Given instruction: Show every line that has the string "öncesi" in it.
Start of Records for processing
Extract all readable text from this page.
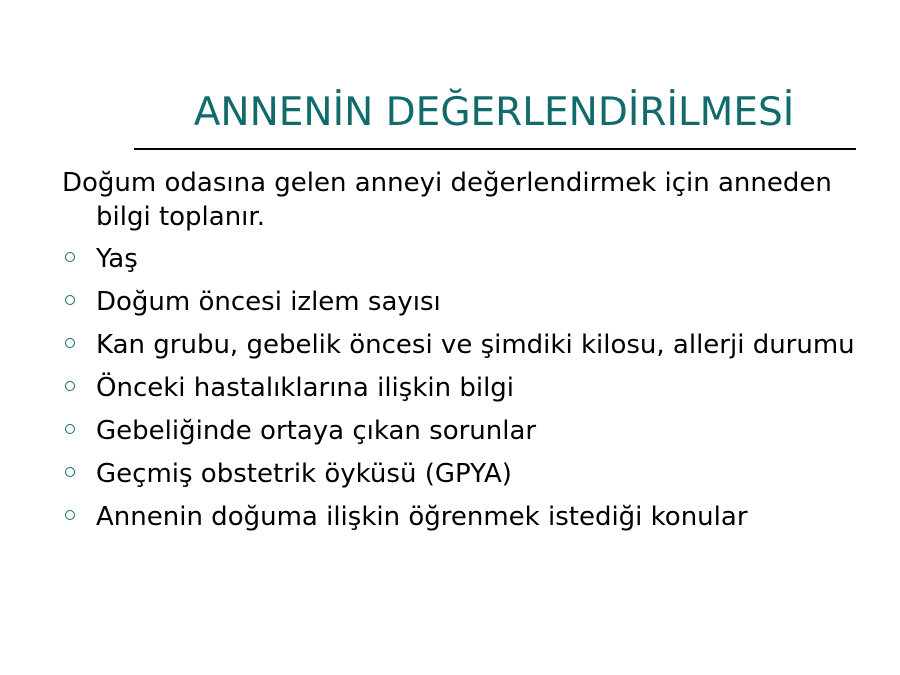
ANNENİN DEĞERLENDİRİLMESİ

Doğum odasına gelen anneyi değerlendirmek için anneden bilgi toplanır.

Yaş
Doğum öncesi izlem sayısı
Kan grubu, gebelik öncesi ve şimdiki kilosu, allerji durumu
Önceki hastalıklarına ilişkin bilgi
Gebeliğinde ortaya çıkan sorunlar
Geçmiş obstetrik öyküsü (GPYA)
Annenin doğuma ilişkin öğrenmek istediği konular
End of Records for processing
Output below:
Doğum öncesi izlem sayısı
Kan grubu, gebelik öncesi ve şimdiki kilosu, allerji durumu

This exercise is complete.